▸ **The records**
────────

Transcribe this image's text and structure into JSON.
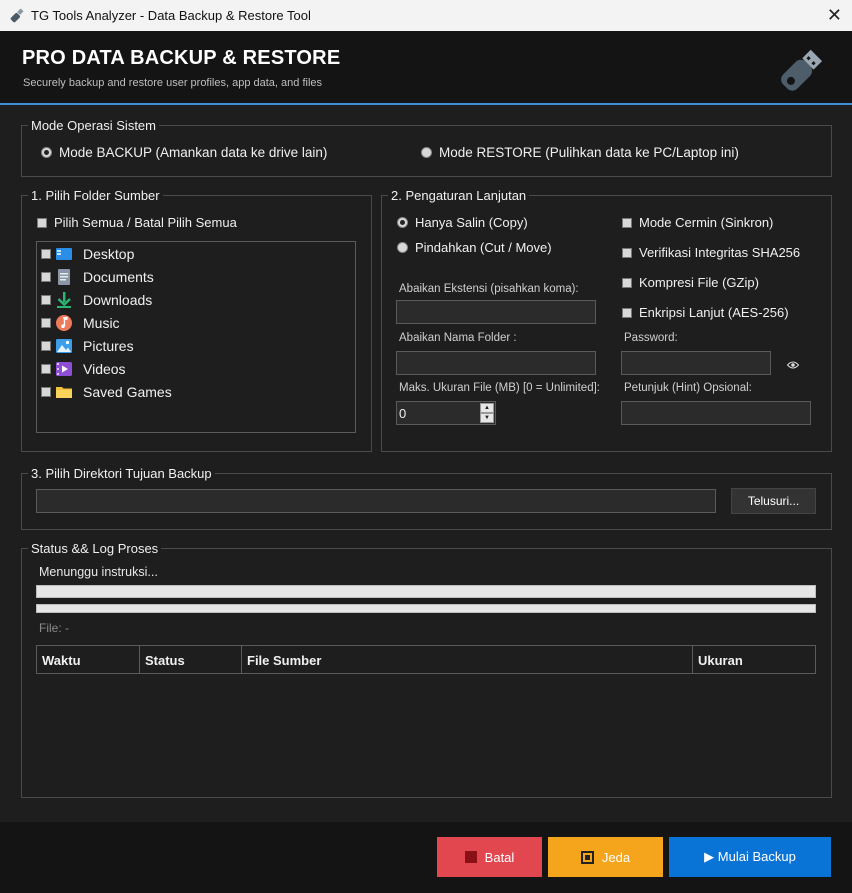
{
  "window": {
    "title": "TG Tools Analyzer - Data Backup & Restore Tool",
    "close": "✕"
  },
  "header": {
    "title": "PRO DATA BACKUP & RESTORE",
    "subtitle": "Securely backup and restore user profiles, app data, and files"
  },
  "mode": {
    "group_label": "Mode Operasi Sistem",
    "backup_label": "Mode BACKUP (Amankan data ke drive lain)",
    "restore_label": "Mode RESTORE (Pulihkan data ke PC/Laptop ini)",
    "selected": "backup"
  },
  "source": {
    "group_label": "1. Pilih Folder Sumber",
    "select_all_label": "Pilih Semua / Batal Pilih Semua",
    "folders": [
      {
        "label": "Desktop",
        "icon": "desktop-folder-icon"
      },
      {
        "label": "Documents",
        "icon": "documents-folder-icon"
      },
      {
        "label": "Downloads",
        "icon": "downloads-folder-icon"
      },
      {
        "label": "Music",
        "icon": "music-folder-icon"
      },
      {
        "label": "Pictures",
        "icon": "pictures-folder-icon"
      },
      {
        "label": "Videos",
        "icon": "videos-folder-icon"
      },
      {
        "label": "Saved Games",
        "icon": "saved-games-folder-icon"
      }
    ]
  },
  "advanced": {
    "group_label": "2. Pengaturan Lanjutan",
    "copy_label": "Hanya Salin (Copy)",
    "move_label": "Pindahkan (Cut / Move)",
    "copy_selected": true,
    "mirror_label": "Mode Cermin (Sinkron)",
    "verify_label": "Verifikasi Integritas SHA256",
    "compress_label": "Kompresi File (GZip)",
    "encrypt_label": "Enkripsi Lanjut (AES-256)",
    "ignore_ext_label": "Abaikan Ekstensi (pisahkan koma):",
    "ignore_ext_value": "",
    "ignore_folder_label": "Abaikan Nama Folder :",
    "ignore_folder_value": "",
    "max_size_label": "Maks. Ukuran File (MB) [0 = Unlimited]:",
    "max_size_value": "0",
    "password_label": "Password:",
    "password_value": "",
    "hint_label": "Petunjuk (Hint) Opsional:",
    "hint_value": ""
  },
  "target": {
    "group_label": "3. Pilih Direktori Tujuan Backup",
    "path_value": "",
    "browse_label": "Telusuri..."
  },
  "status": {
    "group_label": "Status && Log Proses",
    "message": "Menunggu instruksi...",
    "progress_total": 0,
    "progress_file": 0,
    "file_label": "File: -",
    "columns": [
      "Waktu",
      "Status",
      "File Sumber",
      "Ukuran"
    ]
  },
  "footer": {
    "cancel_label": "Batal",
    "pause_label": "Jeda",
    "start_label": "▶  Mulai Backup"
  },
  "colors": {
    "accent": "#3d8fd6",
    "cancel": "#e2474f",
    "pause": "#f4a51c",
    "start": "#0a74d6"
  }
}
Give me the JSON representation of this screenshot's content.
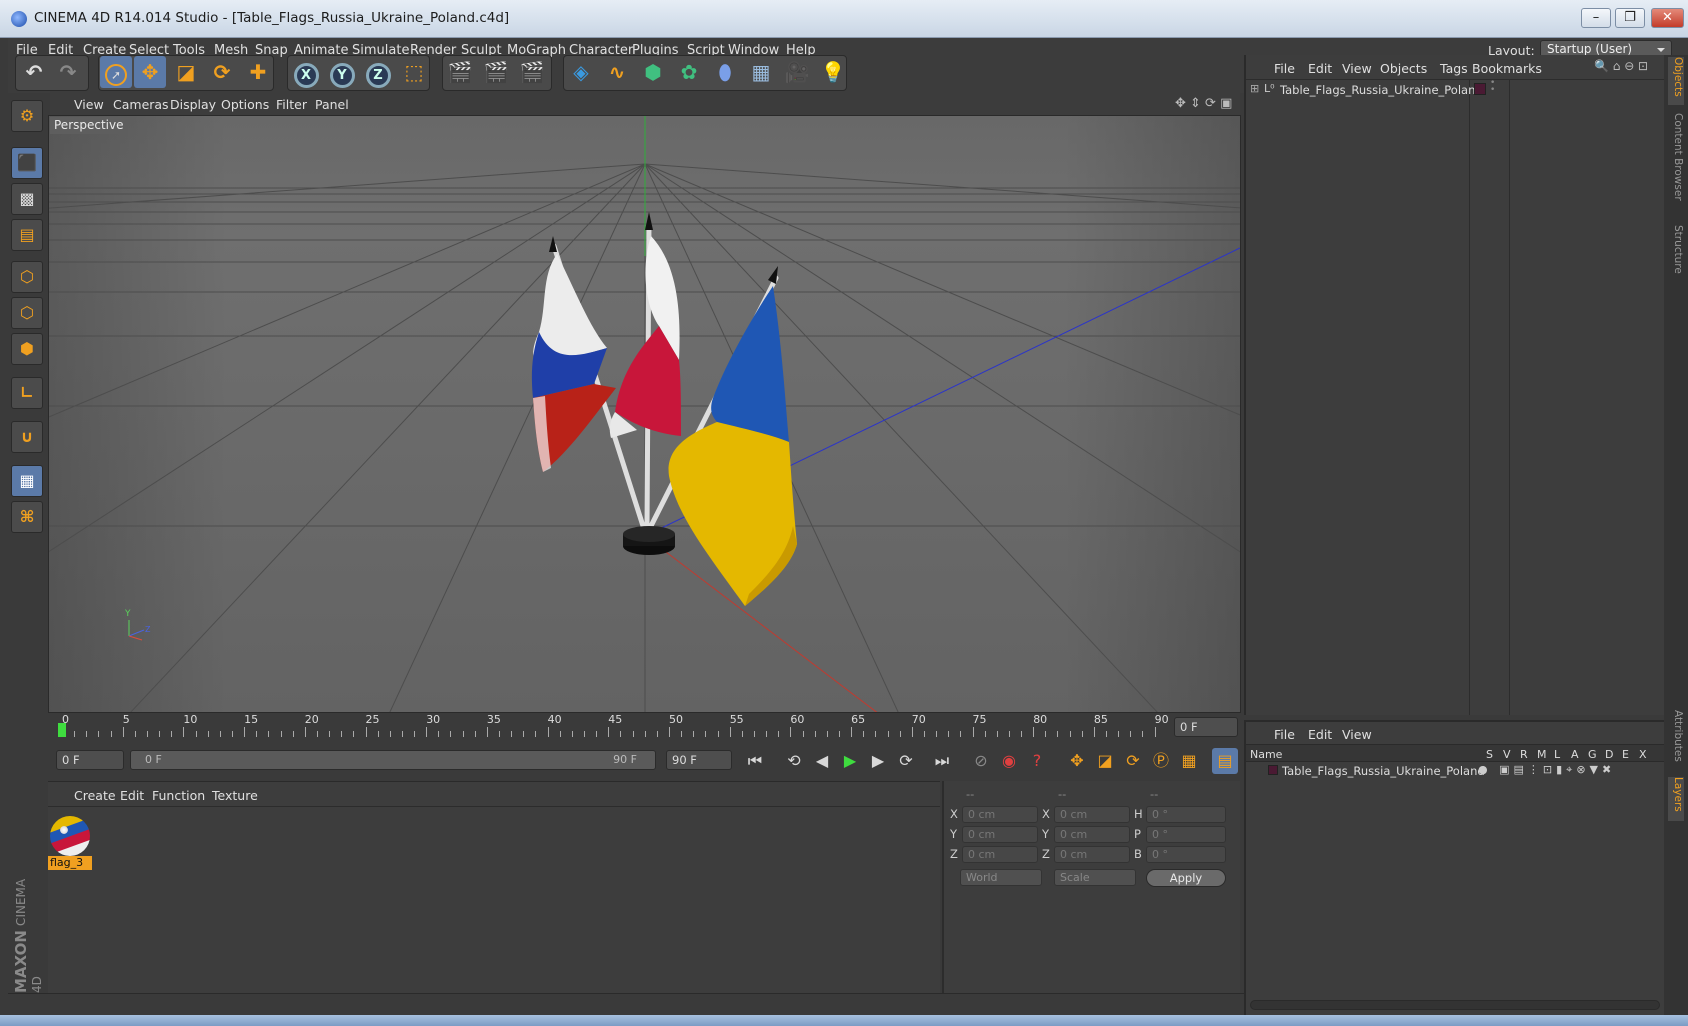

────────

▸ **Exercise task**
Examine the listing and say how many of its lines contain the string "Batal". Give the number alone.

▸ **Exercise solution**
2